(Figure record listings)
**********
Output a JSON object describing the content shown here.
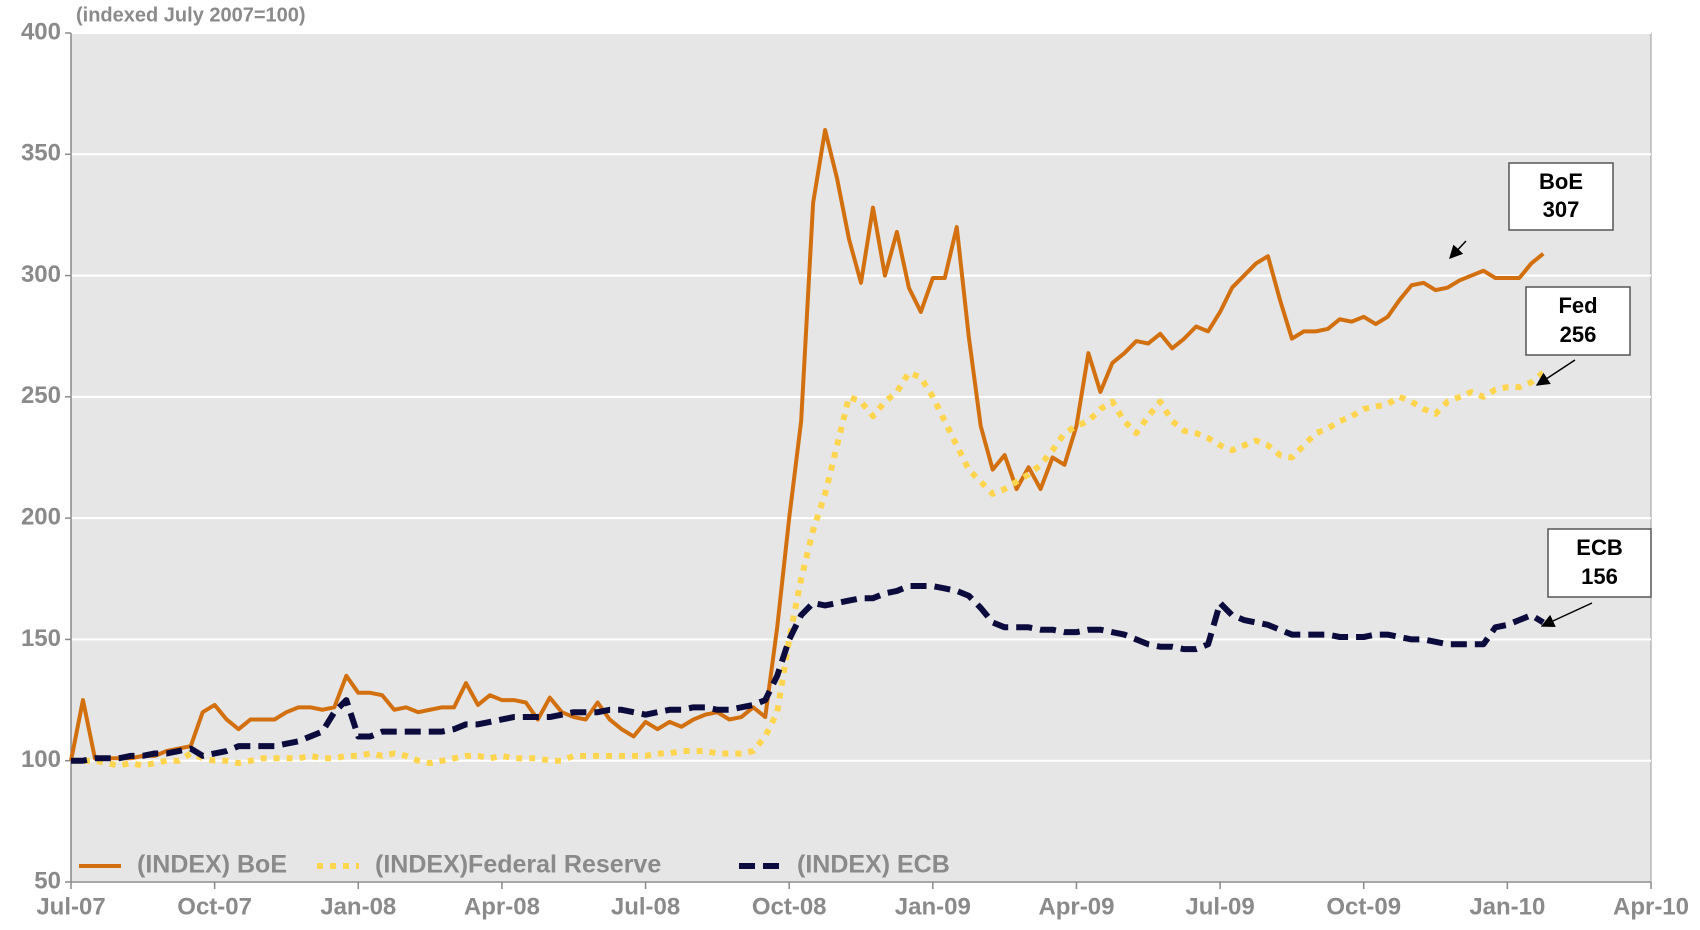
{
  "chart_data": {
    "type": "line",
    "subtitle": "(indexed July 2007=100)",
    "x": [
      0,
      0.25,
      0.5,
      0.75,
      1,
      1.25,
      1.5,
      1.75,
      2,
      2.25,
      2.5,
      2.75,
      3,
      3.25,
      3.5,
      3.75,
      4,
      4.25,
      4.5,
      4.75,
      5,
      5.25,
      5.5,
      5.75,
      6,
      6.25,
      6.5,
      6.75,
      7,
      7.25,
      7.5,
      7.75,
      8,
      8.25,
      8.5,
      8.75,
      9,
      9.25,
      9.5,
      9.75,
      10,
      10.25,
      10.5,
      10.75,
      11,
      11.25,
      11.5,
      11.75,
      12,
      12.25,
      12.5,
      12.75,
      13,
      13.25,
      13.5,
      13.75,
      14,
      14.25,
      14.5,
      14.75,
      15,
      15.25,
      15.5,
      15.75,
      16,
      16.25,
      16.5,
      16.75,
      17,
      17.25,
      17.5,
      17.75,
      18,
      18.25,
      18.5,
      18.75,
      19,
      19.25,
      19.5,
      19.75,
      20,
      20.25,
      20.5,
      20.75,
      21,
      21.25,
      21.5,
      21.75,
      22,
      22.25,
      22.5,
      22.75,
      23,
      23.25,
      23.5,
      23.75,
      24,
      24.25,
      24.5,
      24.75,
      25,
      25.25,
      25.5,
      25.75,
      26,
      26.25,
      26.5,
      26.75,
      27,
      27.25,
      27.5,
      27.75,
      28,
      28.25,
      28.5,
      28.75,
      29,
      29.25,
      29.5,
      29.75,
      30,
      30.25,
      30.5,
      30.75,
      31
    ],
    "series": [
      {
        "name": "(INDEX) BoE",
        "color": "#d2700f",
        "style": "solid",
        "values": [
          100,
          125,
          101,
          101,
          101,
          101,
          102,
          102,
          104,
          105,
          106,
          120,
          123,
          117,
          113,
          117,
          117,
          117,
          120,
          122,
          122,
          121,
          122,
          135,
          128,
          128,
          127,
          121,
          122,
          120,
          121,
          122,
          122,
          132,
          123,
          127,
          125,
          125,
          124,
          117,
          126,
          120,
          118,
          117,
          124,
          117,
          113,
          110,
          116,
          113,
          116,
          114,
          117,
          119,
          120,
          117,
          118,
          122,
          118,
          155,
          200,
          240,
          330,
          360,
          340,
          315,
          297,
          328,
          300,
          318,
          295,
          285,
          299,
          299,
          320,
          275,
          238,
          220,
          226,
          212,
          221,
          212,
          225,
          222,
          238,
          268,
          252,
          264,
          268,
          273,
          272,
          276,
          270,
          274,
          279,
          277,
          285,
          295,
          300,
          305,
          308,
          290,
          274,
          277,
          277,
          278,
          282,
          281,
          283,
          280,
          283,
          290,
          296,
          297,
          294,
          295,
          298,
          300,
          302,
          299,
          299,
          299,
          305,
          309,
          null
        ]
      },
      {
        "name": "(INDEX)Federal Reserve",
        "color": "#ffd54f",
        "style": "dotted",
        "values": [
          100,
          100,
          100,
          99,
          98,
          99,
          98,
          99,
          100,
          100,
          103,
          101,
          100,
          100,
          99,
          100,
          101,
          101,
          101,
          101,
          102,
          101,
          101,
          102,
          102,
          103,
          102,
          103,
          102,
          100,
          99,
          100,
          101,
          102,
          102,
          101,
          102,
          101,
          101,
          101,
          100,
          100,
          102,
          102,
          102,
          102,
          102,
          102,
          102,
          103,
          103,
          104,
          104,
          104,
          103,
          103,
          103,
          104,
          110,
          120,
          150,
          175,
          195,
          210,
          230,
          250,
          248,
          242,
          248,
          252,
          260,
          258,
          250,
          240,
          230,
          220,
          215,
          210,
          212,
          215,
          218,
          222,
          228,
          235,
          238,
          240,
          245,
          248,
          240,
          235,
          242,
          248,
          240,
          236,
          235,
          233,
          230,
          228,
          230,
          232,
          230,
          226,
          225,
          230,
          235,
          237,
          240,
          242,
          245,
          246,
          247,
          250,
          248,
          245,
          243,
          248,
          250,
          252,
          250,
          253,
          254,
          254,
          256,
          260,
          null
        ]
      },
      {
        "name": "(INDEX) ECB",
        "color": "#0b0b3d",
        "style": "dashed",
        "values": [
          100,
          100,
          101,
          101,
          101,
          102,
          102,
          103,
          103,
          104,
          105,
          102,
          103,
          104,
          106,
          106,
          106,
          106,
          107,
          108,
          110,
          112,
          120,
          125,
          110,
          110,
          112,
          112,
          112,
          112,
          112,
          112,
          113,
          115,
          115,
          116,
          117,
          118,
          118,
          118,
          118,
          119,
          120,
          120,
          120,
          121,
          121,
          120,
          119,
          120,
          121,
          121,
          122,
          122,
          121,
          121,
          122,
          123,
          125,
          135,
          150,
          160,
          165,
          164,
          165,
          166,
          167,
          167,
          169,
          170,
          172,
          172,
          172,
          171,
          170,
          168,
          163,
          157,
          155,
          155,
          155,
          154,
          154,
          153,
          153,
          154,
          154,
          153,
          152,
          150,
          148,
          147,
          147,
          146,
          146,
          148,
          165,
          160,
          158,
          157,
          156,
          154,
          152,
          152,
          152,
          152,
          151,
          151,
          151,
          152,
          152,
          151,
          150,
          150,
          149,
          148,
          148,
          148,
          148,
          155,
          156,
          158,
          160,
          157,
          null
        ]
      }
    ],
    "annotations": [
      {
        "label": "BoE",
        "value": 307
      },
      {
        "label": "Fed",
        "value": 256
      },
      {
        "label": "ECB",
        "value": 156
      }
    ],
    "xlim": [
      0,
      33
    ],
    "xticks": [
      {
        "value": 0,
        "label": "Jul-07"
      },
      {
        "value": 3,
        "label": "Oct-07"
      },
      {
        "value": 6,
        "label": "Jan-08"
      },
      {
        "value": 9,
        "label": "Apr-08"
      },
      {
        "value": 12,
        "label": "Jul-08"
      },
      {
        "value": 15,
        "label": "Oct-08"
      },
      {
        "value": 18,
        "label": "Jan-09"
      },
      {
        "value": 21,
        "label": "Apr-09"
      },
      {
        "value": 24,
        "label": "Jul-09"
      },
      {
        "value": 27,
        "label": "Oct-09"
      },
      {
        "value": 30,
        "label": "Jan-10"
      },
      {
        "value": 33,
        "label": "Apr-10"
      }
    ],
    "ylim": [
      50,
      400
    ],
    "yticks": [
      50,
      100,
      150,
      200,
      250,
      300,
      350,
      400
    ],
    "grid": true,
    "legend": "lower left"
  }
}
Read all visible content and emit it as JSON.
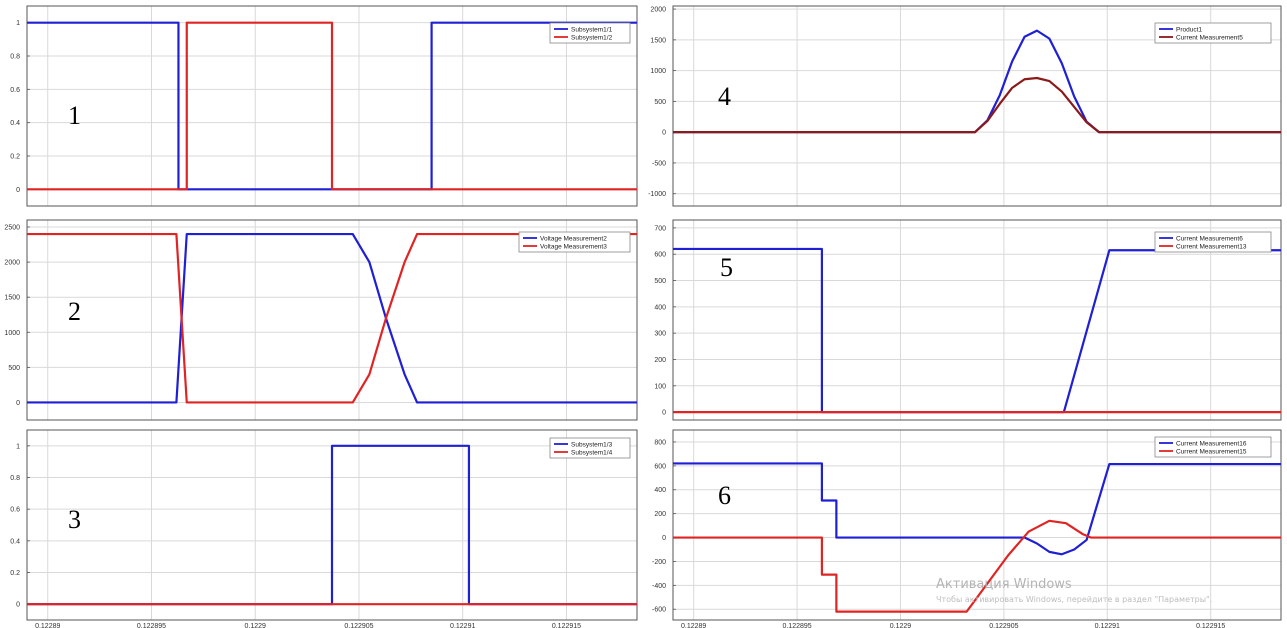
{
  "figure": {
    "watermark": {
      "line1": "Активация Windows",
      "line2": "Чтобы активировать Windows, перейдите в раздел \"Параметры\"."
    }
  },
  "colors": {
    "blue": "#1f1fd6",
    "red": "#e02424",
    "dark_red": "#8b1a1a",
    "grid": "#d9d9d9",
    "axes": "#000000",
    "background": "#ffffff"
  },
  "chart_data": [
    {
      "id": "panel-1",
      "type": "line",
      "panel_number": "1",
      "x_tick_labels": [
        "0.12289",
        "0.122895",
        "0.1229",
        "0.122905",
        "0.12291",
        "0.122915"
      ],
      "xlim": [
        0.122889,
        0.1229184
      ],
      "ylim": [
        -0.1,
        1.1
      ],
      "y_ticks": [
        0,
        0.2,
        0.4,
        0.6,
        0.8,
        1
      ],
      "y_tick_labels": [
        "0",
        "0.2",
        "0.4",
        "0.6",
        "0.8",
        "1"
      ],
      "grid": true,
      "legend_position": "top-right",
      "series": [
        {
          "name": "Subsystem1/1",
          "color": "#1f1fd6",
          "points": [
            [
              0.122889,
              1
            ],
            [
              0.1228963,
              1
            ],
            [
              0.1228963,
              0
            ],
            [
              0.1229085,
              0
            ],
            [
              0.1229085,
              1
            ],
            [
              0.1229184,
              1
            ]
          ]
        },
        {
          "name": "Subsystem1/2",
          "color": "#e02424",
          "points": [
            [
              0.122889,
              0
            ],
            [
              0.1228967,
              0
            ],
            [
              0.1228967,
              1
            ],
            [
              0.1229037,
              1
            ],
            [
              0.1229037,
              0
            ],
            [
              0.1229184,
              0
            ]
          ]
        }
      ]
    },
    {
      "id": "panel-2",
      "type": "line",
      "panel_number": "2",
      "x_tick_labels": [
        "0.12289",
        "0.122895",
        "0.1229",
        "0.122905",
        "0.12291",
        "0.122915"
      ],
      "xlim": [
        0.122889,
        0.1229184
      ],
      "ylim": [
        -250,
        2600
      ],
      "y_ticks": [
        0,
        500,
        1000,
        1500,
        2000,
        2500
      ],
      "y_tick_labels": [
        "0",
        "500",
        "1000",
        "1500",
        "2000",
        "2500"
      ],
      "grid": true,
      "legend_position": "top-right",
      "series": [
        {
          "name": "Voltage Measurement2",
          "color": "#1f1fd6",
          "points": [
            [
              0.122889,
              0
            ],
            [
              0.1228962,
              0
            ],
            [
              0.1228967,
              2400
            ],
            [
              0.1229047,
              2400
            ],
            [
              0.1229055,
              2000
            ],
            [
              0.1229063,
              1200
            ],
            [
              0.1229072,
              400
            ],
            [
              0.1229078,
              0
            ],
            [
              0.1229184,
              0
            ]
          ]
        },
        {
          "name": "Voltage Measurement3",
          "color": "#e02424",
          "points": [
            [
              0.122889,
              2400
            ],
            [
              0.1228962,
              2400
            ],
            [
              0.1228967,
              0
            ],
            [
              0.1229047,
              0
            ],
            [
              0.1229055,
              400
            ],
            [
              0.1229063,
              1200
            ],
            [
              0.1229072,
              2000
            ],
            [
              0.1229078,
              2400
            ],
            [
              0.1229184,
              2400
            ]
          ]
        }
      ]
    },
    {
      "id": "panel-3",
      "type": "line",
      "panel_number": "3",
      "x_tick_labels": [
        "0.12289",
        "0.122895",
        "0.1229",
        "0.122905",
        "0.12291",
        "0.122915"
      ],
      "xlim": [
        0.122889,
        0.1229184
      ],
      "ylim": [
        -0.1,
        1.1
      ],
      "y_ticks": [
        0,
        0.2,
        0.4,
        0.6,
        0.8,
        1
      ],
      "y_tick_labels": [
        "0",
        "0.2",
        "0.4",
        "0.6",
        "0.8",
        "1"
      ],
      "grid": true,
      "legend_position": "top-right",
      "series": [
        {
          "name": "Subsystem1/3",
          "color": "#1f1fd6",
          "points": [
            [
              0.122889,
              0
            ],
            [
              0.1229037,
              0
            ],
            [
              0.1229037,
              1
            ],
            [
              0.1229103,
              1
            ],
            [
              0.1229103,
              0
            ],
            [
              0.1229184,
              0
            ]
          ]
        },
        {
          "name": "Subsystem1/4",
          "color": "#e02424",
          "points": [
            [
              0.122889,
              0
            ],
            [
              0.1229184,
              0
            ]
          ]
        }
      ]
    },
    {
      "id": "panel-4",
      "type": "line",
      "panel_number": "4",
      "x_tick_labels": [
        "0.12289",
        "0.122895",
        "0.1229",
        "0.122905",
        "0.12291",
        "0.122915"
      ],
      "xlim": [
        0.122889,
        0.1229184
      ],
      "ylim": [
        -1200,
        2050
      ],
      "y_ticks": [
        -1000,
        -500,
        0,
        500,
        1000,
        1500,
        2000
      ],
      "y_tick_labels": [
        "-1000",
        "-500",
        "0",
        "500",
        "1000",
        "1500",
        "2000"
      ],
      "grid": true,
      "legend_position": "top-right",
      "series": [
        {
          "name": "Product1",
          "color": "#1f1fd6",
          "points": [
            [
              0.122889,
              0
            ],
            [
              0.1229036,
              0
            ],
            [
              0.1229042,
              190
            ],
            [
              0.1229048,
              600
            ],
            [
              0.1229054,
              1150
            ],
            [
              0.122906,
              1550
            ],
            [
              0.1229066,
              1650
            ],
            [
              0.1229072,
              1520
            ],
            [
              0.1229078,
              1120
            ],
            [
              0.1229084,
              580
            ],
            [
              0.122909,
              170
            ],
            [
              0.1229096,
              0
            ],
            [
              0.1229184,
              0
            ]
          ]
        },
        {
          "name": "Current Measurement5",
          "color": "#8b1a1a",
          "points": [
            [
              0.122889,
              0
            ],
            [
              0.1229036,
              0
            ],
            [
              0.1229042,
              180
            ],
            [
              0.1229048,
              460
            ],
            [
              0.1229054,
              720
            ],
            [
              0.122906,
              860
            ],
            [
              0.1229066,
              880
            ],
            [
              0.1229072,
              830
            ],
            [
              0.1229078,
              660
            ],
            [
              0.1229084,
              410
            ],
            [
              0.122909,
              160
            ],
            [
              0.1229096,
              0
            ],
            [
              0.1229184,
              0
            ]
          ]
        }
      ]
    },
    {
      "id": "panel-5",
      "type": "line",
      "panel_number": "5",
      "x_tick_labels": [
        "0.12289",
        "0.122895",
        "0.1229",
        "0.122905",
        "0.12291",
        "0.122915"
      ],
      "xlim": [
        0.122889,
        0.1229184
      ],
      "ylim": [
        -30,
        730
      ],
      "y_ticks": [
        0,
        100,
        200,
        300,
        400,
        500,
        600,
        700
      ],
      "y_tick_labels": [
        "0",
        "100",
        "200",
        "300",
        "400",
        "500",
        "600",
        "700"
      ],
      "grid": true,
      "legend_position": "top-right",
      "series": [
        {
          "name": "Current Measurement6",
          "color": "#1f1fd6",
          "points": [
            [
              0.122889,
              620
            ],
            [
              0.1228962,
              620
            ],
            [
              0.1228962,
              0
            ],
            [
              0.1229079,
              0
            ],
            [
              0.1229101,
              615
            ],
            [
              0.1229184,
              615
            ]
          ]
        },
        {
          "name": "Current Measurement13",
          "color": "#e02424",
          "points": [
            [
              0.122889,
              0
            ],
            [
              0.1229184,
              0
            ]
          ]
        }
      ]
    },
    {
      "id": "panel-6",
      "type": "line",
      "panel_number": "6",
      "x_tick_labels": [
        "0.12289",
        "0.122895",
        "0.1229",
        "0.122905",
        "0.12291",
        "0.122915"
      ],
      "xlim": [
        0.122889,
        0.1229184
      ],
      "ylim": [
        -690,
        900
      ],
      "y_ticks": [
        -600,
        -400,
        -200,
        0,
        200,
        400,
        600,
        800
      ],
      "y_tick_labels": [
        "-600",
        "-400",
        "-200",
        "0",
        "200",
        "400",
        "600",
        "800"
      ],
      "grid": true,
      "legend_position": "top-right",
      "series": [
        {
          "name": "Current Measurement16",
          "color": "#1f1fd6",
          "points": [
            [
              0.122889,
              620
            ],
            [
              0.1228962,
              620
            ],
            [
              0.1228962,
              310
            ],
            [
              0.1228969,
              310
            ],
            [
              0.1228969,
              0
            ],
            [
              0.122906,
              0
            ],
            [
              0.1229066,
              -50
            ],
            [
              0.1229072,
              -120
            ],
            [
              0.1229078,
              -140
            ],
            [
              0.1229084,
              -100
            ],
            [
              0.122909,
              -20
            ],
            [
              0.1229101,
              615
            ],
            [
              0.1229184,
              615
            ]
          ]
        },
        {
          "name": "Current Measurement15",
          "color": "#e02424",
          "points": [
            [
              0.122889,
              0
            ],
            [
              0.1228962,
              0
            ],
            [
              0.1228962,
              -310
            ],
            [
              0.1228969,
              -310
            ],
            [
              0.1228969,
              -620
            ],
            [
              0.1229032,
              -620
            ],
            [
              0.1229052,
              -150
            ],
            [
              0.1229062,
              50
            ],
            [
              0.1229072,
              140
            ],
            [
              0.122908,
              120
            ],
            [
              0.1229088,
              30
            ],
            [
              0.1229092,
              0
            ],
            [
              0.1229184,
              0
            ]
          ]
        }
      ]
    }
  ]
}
**********
Copy every line of the records above that holds the word "style".

        "style": "solid",
        "style": "dotted",
        "style": "dashed",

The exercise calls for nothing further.